◆ Fragmento proporcionado:
•••
Con suavidad aduce: “A lo mejor basta una grúa”. Se refiere sin duda a que mi
coche debe de tener el motor intacto. Pero con el parachoques arrastrando no
puedo circular –le digo. Eso tiene solución –contesta. Vuelve al furgón y
regresa con unos alicates y un rollo de alambre. Le ayudamos aguantando en alto
el parachoques, mientras ella le da varias vueltas de alambre. Lo deja justo
para que no arrastre. El punto práctico femenino. Hércules me advierte que no puedo irme hasta
que él lo autorice y que, en esas condiciones, solamente puedo circular hasta
un taller. Le digo que llevaré el coche hasta mi garaje y mañana buscaré taller.
•••
Retoma, por favor, el relato del coche con el parachoques atado con alambre justo después de su última frase y continúalo.
•••
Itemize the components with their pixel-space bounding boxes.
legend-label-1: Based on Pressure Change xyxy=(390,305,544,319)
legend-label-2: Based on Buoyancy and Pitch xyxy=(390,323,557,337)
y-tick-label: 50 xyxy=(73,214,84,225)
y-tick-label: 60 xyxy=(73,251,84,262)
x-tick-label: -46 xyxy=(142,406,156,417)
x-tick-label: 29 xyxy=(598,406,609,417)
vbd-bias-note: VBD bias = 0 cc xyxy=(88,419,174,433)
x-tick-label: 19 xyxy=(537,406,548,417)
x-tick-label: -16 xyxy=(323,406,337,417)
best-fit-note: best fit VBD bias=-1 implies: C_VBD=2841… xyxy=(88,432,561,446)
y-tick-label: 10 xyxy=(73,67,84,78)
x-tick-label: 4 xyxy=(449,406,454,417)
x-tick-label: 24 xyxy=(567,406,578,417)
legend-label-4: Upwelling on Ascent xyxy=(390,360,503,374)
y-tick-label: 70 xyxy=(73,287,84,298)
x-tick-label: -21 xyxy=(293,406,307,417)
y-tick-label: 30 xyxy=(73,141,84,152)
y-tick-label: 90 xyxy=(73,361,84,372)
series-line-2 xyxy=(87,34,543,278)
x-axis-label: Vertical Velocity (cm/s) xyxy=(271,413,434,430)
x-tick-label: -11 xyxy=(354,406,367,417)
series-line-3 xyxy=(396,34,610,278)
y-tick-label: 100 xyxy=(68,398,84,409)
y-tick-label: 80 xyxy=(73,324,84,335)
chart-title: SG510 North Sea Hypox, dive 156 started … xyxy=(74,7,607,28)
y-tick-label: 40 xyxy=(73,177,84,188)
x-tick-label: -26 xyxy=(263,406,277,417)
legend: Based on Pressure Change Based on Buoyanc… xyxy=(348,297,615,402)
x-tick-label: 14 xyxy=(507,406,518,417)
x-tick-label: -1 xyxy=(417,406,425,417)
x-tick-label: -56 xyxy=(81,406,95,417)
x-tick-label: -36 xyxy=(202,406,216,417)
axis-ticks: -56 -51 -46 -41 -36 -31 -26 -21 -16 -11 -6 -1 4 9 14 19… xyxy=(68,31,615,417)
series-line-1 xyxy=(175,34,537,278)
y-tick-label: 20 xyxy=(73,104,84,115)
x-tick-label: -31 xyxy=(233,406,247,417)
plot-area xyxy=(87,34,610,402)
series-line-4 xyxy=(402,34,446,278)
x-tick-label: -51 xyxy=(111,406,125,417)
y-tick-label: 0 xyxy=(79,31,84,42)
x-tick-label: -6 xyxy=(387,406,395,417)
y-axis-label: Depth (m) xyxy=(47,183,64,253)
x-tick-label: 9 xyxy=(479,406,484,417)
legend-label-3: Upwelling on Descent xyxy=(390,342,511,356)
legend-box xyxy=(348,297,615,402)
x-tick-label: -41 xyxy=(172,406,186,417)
•••
◆ Respuesta a la tarea:
Vuelve a lloviznar y casi no
circulan coches. El causante del siniestro sigue disculpándose conmigo todo el
rato; ahora me dice que seguro que yo tenía prisa por llegar a casa y que le
sabe mal haberme fastidiado por segunda vez diciendo que le dolía, que él no pensaba
que fueran a llamar al SAMUR y todo eso. Es un capullo, él sabe que no le duele
una mierda, pero me da pena el apuro que está pasando. Con ánimo de suavizar la
situación, digo: –No te preocupes, hombre, mi único problema es que seguro que
ya me he perdido el primer gol del Madrí. Entonces el gigante brama con su voz
más estentórea: –NO, EL PRIMERO Y EL SEGUNDO, PORQUE VAN DOS-CERO. Le miro
perplejo y entonces me guiña un ojo mientras se da unos golpecitos en el
pinganillo de la oreja. ¡¡Estaba oyendo el Carrusel Deportivo!!
El resto no tiene mayor interés.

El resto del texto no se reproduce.